### Work to do
Below are the records; pull every line that includes "kein".

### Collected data
++++
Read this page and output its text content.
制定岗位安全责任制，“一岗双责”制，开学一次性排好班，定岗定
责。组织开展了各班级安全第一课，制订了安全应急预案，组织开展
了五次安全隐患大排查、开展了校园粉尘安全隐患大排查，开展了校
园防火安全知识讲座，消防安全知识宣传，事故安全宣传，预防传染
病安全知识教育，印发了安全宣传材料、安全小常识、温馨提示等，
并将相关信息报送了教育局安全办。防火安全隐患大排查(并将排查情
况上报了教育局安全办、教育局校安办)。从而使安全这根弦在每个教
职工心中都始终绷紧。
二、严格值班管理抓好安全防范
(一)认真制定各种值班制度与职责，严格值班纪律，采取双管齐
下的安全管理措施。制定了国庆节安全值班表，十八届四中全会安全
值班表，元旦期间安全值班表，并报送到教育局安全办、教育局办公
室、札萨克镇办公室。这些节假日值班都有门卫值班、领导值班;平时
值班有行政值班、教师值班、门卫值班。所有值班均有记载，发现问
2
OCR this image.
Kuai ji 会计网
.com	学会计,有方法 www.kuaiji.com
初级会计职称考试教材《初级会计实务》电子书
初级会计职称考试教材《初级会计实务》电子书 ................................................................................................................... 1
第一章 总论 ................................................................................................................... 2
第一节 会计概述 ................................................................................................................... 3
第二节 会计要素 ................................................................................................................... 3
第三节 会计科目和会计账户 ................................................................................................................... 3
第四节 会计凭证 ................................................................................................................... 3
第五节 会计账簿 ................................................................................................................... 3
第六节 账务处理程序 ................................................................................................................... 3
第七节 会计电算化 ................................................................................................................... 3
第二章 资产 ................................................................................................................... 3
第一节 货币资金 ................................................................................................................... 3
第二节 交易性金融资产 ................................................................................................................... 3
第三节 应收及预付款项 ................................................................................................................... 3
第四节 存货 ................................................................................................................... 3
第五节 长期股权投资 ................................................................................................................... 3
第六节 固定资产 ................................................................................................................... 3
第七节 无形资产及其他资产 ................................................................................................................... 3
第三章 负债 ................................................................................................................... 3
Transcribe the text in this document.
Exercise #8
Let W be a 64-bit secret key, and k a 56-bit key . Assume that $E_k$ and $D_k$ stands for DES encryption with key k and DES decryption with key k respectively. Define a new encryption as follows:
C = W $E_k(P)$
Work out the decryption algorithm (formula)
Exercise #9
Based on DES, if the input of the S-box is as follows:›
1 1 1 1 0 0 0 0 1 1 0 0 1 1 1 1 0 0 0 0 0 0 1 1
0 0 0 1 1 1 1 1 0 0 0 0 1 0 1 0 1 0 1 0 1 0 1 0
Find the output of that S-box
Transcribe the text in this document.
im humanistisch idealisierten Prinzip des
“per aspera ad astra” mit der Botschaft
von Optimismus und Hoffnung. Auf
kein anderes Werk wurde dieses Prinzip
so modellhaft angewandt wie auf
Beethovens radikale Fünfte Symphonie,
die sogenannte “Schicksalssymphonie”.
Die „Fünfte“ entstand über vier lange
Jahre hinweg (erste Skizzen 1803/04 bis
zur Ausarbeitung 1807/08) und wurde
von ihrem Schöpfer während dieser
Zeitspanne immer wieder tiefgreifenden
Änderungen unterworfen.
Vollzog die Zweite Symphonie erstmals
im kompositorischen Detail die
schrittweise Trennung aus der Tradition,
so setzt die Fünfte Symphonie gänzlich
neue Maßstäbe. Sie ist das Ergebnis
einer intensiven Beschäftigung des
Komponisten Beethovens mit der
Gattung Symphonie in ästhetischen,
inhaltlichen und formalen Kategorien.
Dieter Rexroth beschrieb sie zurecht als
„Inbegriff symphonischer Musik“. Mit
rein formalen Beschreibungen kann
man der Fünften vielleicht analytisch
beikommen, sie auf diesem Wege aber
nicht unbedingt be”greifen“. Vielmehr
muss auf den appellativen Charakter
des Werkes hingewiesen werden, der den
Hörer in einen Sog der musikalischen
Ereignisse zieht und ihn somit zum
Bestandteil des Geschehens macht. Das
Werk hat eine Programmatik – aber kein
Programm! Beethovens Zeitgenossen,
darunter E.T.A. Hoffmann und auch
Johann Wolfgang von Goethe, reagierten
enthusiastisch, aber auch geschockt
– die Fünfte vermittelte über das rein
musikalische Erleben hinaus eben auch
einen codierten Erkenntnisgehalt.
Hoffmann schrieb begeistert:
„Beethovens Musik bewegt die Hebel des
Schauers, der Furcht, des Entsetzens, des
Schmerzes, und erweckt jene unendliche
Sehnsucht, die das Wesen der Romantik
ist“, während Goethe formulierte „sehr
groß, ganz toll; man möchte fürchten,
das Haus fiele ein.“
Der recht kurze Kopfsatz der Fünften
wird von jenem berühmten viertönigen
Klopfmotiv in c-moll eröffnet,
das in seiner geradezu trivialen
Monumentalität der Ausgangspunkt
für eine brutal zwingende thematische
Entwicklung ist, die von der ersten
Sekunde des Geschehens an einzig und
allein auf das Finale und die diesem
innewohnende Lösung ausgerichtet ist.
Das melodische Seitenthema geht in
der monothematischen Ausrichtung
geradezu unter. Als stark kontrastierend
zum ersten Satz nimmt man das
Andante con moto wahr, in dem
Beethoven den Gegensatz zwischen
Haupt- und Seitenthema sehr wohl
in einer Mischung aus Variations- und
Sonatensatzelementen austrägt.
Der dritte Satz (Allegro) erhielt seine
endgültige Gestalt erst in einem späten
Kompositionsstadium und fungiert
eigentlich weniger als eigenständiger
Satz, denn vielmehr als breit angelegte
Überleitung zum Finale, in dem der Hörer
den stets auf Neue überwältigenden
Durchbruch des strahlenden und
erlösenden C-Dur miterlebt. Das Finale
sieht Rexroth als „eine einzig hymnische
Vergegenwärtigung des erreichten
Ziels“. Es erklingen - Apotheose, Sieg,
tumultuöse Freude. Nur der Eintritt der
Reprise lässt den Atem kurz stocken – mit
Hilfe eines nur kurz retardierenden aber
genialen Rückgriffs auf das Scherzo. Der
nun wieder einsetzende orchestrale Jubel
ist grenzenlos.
++++
### Answer to the problem
kein anderes Werk wurde dieses Prinzip
Werk hat eine Programmatik – aber kein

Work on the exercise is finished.